### [WHAT YOU SHOULD DO]
Where the data below has the string "area", return the whole line.

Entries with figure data
** Begin **

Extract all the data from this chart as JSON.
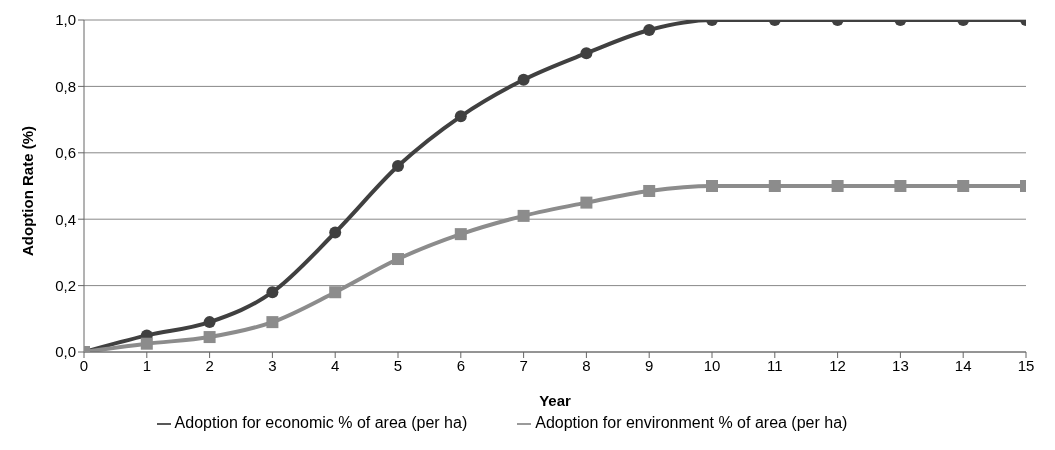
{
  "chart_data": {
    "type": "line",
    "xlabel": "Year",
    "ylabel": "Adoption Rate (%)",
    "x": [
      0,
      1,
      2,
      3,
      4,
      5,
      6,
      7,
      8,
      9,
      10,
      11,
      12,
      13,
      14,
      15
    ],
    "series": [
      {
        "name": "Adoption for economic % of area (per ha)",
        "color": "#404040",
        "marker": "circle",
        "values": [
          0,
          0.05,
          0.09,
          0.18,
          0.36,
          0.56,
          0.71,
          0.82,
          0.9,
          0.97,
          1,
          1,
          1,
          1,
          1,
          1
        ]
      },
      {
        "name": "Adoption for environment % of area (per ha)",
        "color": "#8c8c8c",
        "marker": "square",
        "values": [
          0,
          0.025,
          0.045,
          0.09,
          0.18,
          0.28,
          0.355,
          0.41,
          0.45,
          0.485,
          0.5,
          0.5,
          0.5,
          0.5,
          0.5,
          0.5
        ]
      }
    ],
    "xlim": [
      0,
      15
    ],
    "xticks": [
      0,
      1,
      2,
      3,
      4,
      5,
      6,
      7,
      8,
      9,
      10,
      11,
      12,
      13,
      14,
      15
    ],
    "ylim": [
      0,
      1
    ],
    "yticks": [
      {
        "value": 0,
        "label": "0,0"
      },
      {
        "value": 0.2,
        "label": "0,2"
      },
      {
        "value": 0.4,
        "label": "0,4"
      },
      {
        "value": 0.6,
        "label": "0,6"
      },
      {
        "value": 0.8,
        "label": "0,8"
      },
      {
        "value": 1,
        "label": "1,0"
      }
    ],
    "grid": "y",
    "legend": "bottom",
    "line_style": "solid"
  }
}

** End **

### [FULL ANSWER]
        "name": "Adoption for economic % of area (per ha)",
        "name": "Adoption for environment % of area (per ha)",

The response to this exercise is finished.